▶ Instruction
Using the listing below, give the number of lines where "About" appears, and nothing else.

= = = = = = =

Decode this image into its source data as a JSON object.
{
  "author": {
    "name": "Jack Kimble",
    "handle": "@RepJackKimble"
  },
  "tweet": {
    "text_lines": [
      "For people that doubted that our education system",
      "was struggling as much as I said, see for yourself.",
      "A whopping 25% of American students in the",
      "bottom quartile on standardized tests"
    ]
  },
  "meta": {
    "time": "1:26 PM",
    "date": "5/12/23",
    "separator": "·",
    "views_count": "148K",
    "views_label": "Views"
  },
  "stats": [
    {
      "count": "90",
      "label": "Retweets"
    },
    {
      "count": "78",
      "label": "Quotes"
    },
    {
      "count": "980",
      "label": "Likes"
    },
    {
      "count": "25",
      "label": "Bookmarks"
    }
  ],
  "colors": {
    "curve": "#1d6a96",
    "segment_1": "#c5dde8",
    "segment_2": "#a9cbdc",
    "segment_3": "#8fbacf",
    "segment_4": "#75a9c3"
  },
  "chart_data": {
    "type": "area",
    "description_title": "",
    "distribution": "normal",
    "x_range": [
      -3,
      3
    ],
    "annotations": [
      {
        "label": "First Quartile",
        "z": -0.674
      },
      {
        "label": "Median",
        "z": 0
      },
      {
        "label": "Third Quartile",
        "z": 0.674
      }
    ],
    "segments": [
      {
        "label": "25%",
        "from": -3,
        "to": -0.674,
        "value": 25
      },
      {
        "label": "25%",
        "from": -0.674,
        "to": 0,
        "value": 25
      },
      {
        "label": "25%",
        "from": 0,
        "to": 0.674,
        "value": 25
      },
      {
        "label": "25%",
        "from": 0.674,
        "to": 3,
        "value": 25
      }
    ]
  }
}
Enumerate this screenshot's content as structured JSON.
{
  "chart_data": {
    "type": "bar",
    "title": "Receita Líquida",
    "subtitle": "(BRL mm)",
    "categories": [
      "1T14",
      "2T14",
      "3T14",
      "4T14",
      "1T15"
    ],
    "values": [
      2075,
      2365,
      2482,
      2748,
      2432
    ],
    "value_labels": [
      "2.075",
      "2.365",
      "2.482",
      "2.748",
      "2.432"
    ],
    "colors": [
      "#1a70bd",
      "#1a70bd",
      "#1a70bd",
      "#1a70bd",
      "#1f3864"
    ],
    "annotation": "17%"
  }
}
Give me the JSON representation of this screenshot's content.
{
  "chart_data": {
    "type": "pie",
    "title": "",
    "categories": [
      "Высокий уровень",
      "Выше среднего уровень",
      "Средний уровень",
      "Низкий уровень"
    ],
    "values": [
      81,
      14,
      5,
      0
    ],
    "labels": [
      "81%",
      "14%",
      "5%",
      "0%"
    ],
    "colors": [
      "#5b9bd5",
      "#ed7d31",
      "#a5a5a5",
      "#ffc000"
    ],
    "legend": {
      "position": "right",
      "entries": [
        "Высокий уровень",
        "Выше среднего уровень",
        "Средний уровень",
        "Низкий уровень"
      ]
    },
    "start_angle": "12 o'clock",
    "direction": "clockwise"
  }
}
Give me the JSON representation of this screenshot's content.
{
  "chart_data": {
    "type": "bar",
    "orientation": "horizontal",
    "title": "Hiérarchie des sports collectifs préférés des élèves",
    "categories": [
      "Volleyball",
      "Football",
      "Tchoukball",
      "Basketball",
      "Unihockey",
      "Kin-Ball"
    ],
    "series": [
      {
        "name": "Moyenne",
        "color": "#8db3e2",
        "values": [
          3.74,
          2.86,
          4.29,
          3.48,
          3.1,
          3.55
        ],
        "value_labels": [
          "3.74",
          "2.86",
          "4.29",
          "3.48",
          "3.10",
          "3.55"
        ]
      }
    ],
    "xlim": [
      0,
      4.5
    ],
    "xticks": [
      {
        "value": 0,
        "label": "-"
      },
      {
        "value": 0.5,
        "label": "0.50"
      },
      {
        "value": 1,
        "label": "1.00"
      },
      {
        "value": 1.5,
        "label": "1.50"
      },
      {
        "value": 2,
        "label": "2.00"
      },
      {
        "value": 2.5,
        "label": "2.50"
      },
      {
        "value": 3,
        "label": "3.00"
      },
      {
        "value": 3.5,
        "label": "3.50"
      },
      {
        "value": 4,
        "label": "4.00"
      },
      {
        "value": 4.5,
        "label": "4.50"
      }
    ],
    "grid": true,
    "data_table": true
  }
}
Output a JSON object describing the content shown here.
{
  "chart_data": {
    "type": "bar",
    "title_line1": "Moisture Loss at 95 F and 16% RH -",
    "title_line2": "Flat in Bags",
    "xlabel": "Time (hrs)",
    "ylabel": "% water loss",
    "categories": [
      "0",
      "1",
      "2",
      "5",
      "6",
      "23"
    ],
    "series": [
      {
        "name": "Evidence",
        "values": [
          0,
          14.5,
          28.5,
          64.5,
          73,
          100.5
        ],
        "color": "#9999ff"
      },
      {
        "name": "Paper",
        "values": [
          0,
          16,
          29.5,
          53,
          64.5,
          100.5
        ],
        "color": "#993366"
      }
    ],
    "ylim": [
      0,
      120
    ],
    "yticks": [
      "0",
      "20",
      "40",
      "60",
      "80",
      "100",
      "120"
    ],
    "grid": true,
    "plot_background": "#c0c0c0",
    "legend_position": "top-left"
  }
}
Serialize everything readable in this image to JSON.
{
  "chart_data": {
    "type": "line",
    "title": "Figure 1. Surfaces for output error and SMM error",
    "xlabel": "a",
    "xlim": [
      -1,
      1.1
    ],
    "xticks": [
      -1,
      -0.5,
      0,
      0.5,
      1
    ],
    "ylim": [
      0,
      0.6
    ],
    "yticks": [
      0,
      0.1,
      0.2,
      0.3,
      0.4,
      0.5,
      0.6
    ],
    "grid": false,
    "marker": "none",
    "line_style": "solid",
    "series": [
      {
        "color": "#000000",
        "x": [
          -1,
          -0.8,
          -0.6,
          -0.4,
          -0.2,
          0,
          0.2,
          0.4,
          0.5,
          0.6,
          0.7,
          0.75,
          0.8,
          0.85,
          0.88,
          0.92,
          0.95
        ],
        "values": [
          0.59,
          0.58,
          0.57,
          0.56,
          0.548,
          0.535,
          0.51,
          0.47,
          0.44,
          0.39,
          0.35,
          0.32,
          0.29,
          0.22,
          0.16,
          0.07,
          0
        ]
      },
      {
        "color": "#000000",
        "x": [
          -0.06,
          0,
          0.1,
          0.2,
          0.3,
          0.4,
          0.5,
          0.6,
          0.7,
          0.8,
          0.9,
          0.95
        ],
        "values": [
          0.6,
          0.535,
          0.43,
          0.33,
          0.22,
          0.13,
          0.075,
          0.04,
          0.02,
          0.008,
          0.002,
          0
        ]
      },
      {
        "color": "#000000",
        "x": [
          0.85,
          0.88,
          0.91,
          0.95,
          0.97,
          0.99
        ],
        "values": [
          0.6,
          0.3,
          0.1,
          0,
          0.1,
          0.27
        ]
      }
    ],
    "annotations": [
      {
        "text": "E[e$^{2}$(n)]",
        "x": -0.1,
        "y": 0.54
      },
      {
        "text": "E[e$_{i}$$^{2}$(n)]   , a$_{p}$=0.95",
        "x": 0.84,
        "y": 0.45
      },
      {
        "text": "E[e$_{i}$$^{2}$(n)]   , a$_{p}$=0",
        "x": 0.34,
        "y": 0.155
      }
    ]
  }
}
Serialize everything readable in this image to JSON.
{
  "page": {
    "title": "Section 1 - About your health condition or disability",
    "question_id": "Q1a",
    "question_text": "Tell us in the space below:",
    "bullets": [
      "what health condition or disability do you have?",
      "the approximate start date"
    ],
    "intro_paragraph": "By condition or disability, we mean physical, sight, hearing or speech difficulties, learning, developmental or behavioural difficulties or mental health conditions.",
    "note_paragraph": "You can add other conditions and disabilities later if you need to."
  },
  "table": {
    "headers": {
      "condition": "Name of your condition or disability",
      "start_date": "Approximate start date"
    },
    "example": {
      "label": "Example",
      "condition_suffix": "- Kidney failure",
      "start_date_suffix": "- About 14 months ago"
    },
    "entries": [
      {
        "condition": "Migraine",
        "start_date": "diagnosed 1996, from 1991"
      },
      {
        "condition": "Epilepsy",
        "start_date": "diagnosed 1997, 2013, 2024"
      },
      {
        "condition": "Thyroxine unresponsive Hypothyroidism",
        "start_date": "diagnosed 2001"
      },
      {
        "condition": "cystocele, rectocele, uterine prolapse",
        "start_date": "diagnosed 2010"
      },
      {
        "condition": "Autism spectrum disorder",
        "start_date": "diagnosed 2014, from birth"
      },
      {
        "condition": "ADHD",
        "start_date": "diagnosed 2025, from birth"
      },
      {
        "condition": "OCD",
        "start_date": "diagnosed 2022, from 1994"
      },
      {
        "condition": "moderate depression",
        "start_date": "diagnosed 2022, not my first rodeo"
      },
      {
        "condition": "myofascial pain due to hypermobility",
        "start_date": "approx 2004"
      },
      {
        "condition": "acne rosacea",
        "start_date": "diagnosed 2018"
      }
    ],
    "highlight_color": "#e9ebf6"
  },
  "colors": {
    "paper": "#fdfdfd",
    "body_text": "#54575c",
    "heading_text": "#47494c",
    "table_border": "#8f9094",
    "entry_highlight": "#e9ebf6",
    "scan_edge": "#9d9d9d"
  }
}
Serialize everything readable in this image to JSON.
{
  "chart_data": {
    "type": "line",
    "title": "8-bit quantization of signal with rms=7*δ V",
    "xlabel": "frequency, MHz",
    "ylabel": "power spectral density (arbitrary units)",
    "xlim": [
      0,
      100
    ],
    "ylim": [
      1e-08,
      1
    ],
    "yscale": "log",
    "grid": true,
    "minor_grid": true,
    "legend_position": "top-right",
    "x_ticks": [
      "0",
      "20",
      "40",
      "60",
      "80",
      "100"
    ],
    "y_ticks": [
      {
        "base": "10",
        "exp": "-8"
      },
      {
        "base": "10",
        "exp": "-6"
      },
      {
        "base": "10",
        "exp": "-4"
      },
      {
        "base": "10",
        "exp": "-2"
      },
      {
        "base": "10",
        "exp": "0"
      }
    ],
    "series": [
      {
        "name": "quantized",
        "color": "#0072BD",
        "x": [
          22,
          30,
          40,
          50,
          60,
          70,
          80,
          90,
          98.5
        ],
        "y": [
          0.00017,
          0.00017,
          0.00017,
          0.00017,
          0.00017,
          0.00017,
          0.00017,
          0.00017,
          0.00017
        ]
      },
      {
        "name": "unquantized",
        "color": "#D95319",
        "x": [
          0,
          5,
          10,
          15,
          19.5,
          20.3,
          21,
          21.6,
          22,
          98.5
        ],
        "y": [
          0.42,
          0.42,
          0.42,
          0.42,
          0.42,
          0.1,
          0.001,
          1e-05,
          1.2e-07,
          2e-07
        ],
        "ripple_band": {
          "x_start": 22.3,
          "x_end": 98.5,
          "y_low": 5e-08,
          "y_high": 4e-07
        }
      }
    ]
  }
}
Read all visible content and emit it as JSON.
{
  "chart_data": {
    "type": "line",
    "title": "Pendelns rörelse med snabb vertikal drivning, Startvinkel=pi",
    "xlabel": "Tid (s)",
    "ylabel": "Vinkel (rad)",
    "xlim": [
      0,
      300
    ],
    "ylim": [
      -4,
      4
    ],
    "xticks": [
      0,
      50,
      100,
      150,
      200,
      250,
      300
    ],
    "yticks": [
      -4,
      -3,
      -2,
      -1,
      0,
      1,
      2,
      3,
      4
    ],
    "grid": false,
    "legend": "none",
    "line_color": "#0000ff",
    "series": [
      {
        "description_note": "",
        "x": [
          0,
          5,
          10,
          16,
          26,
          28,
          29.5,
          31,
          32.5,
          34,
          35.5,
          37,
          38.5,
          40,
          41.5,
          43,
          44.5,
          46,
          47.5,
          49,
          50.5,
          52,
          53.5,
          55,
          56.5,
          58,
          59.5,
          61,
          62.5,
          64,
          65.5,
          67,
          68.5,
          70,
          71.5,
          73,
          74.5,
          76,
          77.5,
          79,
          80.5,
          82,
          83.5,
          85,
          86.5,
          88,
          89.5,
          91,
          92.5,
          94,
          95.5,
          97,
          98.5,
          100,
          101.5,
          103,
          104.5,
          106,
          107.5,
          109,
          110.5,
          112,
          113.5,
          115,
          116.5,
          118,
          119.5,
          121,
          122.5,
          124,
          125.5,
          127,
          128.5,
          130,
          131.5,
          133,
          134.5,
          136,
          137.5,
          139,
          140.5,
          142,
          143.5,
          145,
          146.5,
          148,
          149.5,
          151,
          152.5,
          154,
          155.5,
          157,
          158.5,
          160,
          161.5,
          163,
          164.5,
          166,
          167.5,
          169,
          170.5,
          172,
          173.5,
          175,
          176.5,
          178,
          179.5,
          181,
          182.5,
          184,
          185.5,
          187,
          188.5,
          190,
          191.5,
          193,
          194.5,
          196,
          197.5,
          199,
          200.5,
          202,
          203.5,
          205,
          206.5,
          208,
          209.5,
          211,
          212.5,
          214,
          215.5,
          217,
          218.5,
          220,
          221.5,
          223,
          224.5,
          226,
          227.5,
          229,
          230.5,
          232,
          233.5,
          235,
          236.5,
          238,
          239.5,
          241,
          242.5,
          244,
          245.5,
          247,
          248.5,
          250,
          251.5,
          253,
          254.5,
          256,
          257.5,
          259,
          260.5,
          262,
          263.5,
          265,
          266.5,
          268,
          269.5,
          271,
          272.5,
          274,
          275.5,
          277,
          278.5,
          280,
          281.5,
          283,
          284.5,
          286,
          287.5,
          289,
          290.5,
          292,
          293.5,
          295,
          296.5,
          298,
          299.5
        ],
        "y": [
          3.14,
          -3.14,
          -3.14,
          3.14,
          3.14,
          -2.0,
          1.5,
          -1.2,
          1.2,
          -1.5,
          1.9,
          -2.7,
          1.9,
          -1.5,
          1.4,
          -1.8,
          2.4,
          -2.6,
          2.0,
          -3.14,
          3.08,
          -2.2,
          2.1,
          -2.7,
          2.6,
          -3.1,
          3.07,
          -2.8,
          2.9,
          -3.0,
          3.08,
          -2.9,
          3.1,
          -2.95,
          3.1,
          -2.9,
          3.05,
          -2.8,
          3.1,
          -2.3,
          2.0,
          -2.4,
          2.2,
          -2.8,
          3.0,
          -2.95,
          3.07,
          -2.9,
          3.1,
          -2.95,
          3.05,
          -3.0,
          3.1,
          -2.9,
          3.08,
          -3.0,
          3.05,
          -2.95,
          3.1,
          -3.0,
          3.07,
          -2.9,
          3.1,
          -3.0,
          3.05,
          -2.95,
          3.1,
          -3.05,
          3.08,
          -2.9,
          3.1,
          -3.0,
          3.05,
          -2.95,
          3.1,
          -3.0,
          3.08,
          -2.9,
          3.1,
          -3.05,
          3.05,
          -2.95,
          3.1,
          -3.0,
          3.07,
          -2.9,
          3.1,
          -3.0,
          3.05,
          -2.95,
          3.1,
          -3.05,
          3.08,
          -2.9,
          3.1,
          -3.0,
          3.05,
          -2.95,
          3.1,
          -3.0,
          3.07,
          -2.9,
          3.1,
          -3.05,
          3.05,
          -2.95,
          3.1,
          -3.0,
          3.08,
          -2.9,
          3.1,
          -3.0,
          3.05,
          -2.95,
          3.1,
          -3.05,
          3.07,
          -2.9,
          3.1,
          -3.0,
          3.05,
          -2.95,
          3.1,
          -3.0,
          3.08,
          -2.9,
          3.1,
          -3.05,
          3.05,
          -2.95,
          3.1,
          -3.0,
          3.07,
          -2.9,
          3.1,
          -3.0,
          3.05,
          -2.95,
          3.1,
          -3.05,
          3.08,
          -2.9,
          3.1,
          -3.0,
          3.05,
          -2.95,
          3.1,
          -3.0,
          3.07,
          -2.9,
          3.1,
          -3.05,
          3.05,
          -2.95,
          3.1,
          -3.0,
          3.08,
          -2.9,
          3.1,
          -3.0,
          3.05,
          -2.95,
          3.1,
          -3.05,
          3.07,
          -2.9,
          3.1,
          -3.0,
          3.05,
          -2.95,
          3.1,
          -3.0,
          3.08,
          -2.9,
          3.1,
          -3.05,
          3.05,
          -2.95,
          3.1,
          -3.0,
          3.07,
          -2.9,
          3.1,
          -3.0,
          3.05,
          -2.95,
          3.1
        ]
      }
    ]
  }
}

= = = = = = =

▶ Answer to this problem
2